**WHAT THE TASK ASKS**: Every line that includes the word "bangkok" is to be listed.

begin DATA FOR THIS TASK

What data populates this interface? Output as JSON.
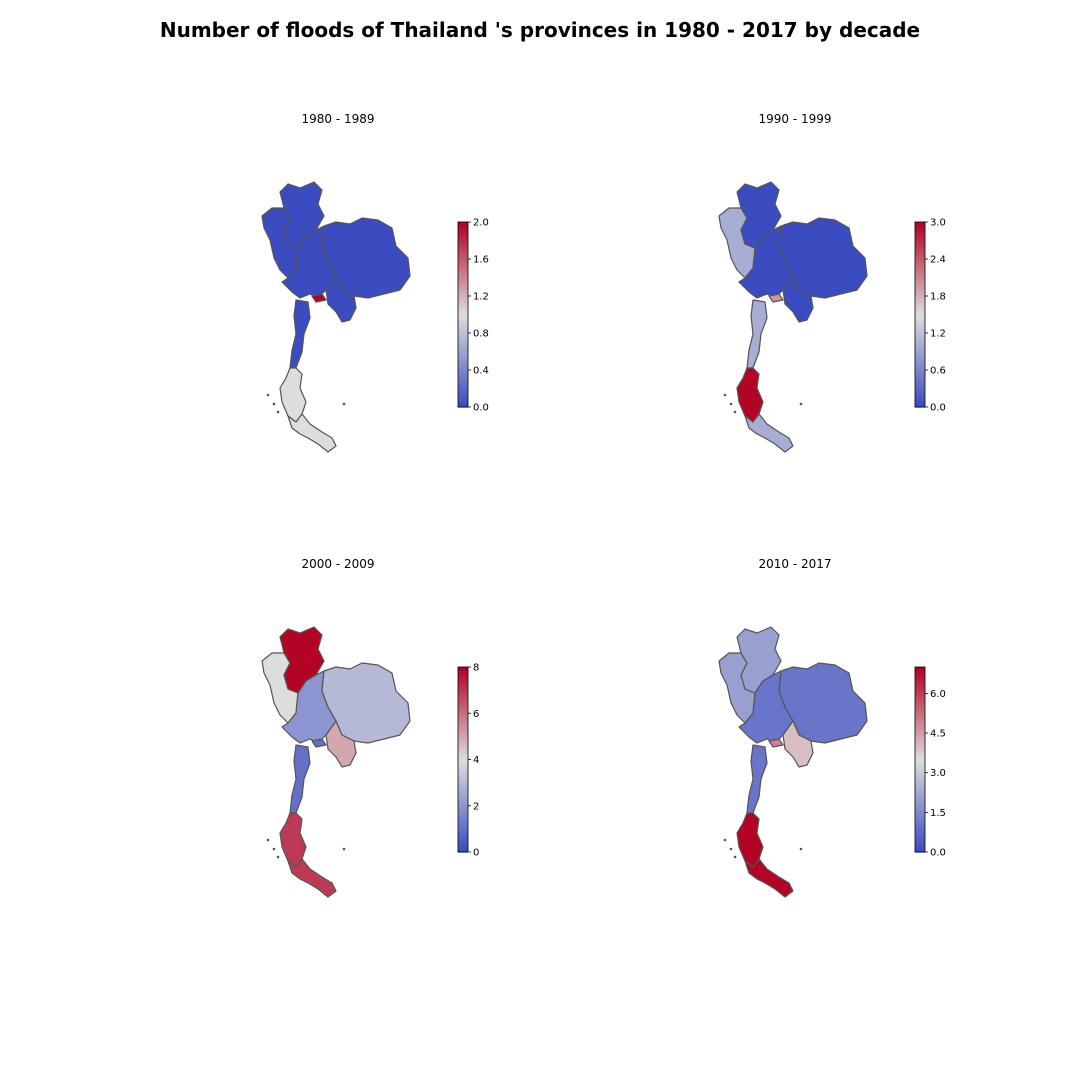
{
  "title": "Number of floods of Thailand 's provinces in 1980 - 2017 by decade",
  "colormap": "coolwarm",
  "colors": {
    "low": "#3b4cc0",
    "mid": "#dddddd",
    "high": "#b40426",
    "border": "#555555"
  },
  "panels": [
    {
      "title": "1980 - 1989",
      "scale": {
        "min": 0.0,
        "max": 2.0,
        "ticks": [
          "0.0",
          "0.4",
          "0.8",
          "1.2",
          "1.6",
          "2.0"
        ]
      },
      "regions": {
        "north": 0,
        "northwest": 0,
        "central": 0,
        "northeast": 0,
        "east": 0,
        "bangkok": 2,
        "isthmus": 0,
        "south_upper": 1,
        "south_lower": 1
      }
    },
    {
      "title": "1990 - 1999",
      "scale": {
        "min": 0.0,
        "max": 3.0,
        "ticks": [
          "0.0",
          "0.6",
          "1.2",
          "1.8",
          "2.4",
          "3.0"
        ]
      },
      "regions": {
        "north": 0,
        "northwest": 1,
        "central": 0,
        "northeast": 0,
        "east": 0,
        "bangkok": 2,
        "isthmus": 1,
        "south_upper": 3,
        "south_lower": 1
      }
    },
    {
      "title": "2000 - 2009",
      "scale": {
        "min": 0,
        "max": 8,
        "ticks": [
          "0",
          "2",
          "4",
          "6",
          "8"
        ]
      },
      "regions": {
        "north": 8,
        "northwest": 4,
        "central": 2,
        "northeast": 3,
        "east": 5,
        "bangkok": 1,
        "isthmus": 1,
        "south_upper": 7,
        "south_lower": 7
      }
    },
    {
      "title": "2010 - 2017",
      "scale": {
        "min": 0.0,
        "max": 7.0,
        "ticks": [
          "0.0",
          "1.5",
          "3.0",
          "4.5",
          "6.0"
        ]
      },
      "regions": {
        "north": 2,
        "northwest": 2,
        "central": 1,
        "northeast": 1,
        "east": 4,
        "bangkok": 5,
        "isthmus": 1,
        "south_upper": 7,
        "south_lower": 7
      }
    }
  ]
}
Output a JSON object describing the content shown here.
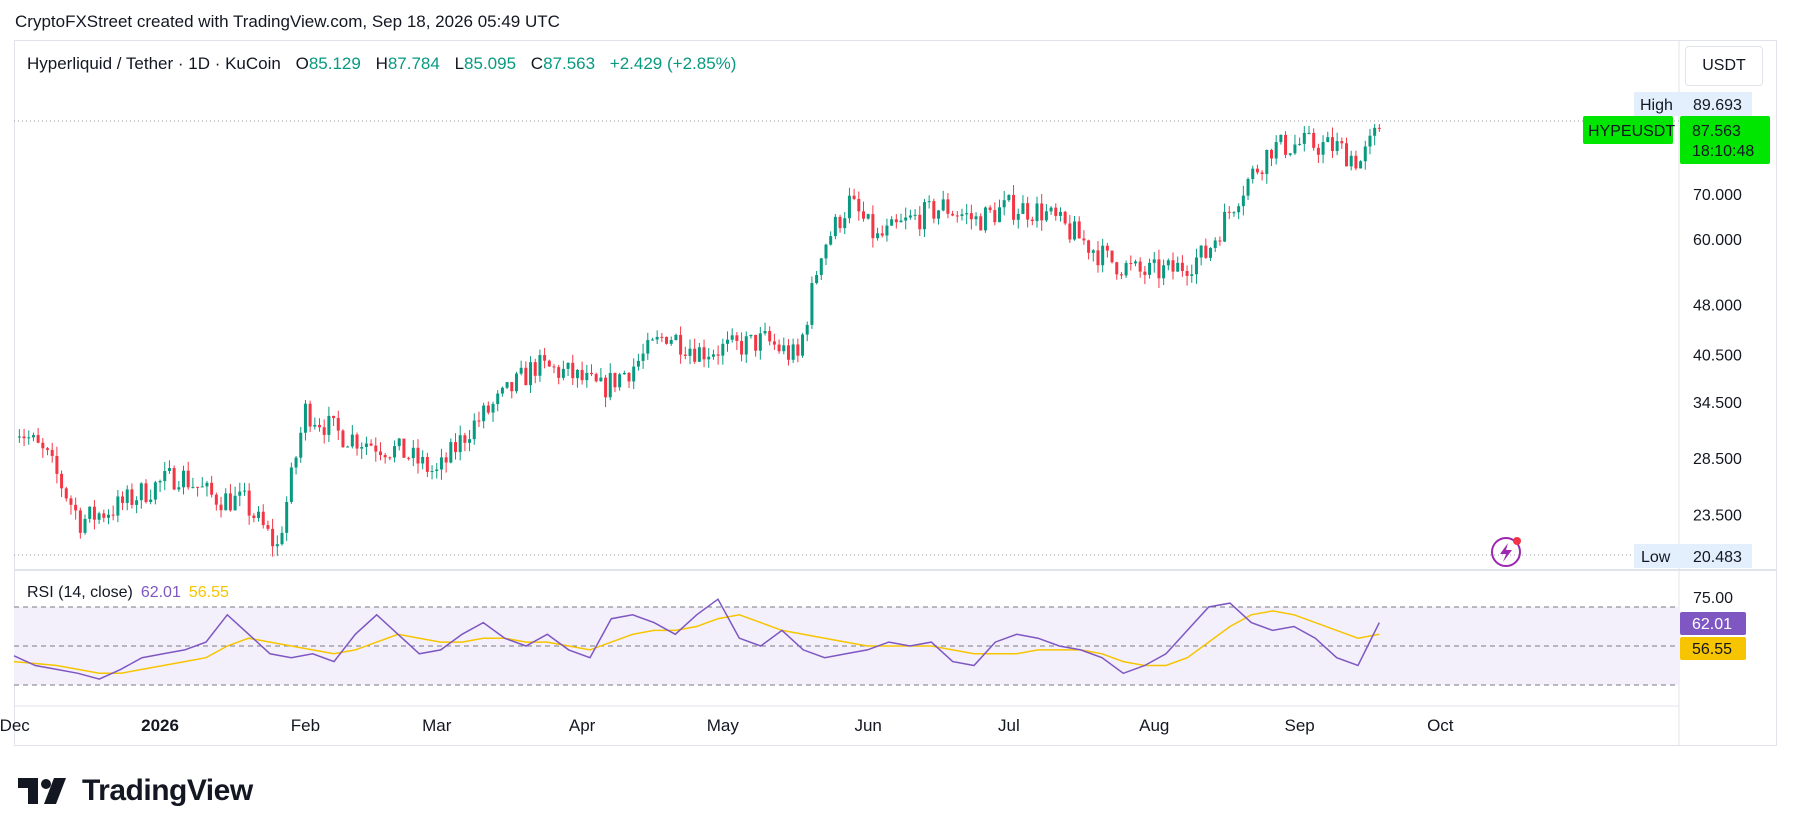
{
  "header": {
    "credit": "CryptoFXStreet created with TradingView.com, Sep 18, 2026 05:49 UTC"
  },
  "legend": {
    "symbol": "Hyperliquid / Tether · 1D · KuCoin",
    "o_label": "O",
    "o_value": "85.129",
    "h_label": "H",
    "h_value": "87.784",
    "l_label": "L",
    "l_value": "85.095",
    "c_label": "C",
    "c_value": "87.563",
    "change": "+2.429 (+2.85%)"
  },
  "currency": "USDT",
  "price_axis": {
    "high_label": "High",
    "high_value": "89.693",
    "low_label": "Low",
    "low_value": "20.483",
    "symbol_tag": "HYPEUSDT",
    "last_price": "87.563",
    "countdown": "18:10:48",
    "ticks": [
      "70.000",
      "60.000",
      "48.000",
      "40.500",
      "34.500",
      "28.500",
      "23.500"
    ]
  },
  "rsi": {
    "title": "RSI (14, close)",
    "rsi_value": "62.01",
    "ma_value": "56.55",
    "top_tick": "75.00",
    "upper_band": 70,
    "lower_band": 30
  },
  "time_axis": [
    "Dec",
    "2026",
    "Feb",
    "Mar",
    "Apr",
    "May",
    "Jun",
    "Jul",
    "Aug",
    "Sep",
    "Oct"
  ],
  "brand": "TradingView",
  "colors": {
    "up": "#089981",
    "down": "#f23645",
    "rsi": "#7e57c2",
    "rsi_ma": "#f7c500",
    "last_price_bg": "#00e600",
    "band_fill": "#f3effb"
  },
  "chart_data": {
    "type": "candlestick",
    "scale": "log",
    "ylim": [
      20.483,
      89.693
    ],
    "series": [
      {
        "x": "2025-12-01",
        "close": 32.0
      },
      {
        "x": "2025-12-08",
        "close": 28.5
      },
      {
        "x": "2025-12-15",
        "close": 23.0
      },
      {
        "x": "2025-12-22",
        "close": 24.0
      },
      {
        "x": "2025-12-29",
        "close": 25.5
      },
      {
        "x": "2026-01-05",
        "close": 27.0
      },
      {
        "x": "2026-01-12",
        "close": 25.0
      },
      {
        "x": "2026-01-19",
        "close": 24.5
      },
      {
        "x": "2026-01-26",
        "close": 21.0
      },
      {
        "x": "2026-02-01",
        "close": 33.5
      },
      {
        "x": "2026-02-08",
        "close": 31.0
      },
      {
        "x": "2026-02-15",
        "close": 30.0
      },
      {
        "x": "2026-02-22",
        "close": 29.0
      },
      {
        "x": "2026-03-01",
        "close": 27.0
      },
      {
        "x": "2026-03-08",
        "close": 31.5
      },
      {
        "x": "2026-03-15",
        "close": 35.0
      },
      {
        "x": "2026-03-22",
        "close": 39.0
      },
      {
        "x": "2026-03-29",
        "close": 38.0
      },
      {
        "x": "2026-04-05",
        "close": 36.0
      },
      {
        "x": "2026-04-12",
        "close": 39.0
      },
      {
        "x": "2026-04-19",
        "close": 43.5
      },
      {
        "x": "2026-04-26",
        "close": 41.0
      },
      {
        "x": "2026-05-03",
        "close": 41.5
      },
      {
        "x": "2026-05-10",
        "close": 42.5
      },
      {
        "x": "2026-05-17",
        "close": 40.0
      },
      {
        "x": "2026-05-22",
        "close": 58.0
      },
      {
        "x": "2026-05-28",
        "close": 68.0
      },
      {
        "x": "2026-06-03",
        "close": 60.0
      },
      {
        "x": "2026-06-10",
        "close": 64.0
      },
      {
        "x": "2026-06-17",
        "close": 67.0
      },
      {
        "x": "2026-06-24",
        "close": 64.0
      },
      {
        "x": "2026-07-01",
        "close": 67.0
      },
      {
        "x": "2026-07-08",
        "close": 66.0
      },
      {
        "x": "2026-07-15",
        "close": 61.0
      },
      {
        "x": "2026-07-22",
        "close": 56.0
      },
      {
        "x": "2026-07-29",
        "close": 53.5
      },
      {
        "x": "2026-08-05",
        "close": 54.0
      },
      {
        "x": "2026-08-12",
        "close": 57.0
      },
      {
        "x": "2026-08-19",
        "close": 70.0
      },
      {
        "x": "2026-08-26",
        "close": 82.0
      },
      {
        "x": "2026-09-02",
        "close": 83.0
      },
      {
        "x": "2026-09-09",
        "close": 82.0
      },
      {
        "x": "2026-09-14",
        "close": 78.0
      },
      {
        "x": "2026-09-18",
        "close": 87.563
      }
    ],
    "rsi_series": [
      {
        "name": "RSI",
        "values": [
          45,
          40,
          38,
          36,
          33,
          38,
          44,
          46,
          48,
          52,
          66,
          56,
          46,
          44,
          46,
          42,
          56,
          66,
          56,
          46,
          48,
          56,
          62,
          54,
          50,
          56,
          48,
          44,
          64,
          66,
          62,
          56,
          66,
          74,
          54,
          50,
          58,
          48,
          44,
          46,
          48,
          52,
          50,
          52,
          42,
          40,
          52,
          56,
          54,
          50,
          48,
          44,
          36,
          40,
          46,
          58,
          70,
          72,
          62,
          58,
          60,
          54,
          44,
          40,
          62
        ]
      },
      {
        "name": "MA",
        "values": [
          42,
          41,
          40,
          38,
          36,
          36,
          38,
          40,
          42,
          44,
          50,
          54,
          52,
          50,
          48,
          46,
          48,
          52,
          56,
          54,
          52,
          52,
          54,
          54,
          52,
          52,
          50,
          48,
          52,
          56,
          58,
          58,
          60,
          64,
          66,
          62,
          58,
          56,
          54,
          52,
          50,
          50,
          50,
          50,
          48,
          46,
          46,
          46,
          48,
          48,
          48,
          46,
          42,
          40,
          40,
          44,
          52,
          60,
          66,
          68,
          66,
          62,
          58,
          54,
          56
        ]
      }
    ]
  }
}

end DATA FOR THIS TASK

**FULL OUTPUT**:
        "bangkok": 2,
        "bangkok": 2,
        "bangkok": 1,
        "bangkok": 5,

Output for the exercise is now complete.